══ EXTRAIT DU TEXTE ══
En ce 11 juin ensoleillé, nous voilà partis, encore une fois, pour l’Espagne, mais ce coup-ci, vers la côte atlantique en passant par Saint-Jacques de Compostelle.
Après quelques kilomètres d’autoroute, nous arrivons à Pampelune. C’est sur le site d’un village vascon, Iruna (= la ville), que le général romain Pompée fonda, en 700 av. JC, la cité de Pompaleao.
Au 10ème siècle, Pampelune devient la capitale de la Navarre, gouvernée par ses évêques. Dans les vieux quartiers, il y a les faubourgs de San Cernin, peuplés par des émigrants de la région de Toulouse. Voilà pourquoi nous retrouvons ici Saint Sernin ! Après des siècles de luttes intestines, Pampelune obtient, en 1979, un statut d’autonomie. Elle conserve une administration issue directement des privilèges médiévaux et peut ainsi se prévaloir d’une identité bien marquée.
Nous nous arrêtons d’abord sur la Plaza del Castillo, autrefois place d’armes du vieux château. C’est sur cette place bordée d’immeubles à arcades du 18ème que nous allons déjeuner à l’«Iruna », légendaire café Belle Epoque, l’un des plus anciens d’Europe. Ce restaurant a été rendu célèbre par Hemingway qui y écrivit certains de ses romans dont « Le soleil se lève aussi ».


L’après-midi, nous nous dirigeons vers la Plaza de Toros en suivant le chemin emprunté par les taureaux lors des fêtes de Saint Fermin, le patron de la Navarre. Lors de ces fêtes a lieu l’Enciero qui se déroule ainsi : le matin à 8 heures, on tire un pétard du clocher de San Cernin. Six taureaux, entourés de six bœufs, quittent leur enclos et se dirigent vers les arènes par la Cuesta de Santo Domingo et la calle Estafeta : 825 mètres courus en 3 minutes ! Les « mozos », garçons vêtus de blanc avec béret, foulard et ceinture rouges courent devant (à leurs risques et périls !). Puis, les six taureaux arrivent enfin aux arènes où ils attendent jusqu’à 17 heures, heure de la corrida où officieront trois toreros.
═══
══ LIGNES ══
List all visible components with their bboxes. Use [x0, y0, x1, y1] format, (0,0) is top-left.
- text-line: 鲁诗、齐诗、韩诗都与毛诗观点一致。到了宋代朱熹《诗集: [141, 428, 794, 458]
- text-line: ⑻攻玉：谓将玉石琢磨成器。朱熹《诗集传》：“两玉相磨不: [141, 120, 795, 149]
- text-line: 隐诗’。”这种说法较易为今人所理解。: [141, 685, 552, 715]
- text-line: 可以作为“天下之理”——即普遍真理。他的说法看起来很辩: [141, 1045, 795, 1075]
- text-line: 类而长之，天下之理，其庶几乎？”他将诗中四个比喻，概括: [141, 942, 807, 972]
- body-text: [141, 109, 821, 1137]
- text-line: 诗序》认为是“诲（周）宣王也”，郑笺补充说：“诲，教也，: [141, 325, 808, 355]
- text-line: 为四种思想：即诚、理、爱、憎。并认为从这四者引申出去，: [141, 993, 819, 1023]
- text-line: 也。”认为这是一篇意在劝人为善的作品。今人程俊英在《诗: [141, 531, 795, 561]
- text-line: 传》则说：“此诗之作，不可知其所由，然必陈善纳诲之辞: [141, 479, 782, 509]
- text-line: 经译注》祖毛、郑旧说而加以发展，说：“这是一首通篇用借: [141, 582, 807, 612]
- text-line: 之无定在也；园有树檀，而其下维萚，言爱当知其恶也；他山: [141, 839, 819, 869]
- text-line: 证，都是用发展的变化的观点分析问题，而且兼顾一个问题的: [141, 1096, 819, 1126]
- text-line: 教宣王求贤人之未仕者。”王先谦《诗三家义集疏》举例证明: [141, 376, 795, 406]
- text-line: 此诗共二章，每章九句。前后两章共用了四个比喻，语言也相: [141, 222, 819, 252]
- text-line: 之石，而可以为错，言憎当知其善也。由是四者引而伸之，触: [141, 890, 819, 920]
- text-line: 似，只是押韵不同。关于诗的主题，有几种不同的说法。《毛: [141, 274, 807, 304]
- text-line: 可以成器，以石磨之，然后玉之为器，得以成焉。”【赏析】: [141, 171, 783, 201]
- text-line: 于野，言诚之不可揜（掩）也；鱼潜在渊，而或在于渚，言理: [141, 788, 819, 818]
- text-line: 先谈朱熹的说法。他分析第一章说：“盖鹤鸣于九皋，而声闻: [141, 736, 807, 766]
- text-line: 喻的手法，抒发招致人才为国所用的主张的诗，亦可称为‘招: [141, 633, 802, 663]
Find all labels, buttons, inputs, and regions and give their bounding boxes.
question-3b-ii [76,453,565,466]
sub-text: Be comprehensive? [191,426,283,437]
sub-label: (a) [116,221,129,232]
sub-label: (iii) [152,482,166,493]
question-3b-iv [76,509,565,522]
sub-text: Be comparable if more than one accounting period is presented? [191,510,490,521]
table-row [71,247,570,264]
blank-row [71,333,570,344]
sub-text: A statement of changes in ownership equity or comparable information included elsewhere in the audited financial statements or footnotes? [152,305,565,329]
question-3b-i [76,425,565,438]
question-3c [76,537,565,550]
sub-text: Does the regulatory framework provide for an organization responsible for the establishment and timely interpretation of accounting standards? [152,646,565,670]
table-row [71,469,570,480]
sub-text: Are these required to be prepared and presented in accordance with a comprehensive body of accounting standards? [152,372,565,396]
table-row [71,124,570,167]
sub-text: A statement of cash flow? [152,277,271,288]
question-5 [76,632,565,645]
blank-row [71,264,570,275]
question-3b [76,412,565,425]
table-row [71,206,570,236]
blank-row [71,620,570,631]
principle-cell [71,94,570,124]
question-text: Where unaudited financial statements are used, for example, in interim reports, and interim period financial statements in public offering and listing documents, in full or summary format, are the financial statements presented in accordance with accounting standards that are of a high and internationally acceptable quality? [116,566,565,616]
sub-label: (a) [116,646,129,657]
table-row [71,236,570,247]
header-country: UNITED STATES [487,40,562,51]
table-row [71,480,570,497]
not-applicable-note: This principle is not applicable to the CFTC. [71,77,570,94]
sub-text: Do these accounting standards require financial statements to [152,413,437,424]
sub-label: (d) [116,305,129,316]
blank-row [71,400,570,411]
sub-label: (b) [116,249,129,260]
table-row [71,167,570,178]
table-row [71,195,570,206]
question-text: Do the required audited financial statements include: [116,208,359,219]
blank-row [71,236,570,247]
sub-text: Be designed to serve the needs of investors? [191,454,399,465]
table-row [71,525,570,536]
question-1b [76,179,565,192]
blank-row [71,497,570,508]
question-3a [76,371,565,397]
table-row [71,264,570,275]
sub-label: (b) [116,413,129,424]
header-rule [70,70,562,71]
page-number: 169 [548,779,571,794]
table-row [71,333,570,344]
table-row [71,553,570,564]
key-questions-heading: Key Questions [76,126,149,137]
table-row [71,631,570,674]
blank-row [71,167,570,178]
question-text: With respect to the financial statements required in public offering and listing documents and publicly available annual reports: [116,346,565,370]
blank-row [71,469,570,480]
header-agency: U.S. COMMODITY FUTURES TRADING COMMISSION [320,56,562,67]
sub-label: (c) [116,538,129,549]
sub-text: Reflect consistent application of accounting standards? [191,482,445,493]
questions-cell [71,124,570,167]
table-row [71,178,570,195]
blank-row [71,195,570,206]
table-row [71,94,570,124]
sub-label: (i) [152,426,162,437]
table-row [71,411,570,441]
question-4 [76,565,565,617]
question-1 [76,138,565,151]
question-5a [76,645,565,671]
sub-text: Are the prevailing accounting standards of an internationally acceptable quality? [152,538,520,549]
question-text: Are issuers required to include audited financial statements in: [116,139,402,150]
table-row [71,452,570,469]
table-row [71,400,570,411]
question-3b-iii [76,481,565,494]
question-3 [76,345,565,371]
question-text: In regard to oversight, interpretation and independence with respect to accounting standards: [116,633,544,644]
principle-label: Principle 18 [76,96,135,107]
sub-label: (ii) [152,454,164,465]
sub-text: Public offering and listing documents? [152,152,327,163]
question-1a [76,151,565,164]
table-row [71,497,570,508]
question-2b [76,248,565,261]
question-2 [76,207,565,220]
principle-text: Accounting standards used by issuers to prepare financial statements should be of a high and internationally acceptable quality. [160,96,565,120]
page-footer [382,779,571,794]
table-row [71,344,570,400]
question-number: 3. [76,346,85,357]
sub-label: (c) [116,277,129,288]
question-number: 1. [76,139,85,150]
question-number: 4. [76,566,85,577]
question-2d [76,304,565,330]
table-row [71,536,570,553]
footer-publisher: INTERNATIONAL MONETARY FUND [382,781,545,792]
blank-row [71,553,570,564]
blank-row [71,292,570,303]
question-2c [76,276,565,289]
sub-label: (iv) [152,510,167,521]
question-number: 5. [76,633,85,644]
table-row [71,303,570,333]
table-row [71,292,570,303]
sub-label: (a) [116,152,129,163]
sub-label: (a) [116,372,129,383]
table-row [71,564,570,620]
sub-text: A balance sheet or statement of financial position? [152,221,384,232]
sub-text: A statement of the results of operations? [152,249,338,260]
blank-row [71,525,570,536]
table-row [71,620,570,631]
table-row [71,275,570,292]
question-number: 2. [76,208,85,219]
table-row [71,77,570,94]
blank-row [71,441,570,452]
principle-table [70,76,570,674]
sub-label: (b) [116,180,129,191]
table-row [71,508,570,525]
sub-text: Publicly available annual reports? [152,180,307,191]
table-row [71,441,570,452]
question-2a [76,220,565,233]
═══
# [OBJECTIF 1]
Selon le récit de voyage à Pampelune, pourquoi y retrouve-t-on Saint Sernin ? Répondez en une à trois phrases.
# [OBJECTIF 2]
Prolongez le récit de voyage à Pampelune après sa dernière phrase.

# [RÉSULTAT 1]
Les vieux quartiers de Pampelune comprennent les faubourgs de San Cernin. Ces faubourgs ont été peuplés par des émigrants venus de la région de Toulouse.

# [RÉSULTAT 2]
Nous avons, bien entendu, visité cette arène, la troisième plus grande du monde après celles de Mexico et de Madrid. Là, notre guide a déposé une cape, une muleta et une épée (en plastique) et je me suis dévouée pour faire le clown, ou plutôt le toréador !12 juin : en route pour Burgos, en passant par Olite et Logrono. Nous nous arrêtons d’abord à Olite. Et c’est drôle de se dire que nous commençons notre périple là où s’était achevé celui de l’année dernière.

Olite, la « ville gothique », vit dans l’ombre d’un château si démesuré qu’il a l’allure et les dimensions d’une cité médiévale. Elle fut la résidence de prédilection des rois de Navarre au 15ème siècle.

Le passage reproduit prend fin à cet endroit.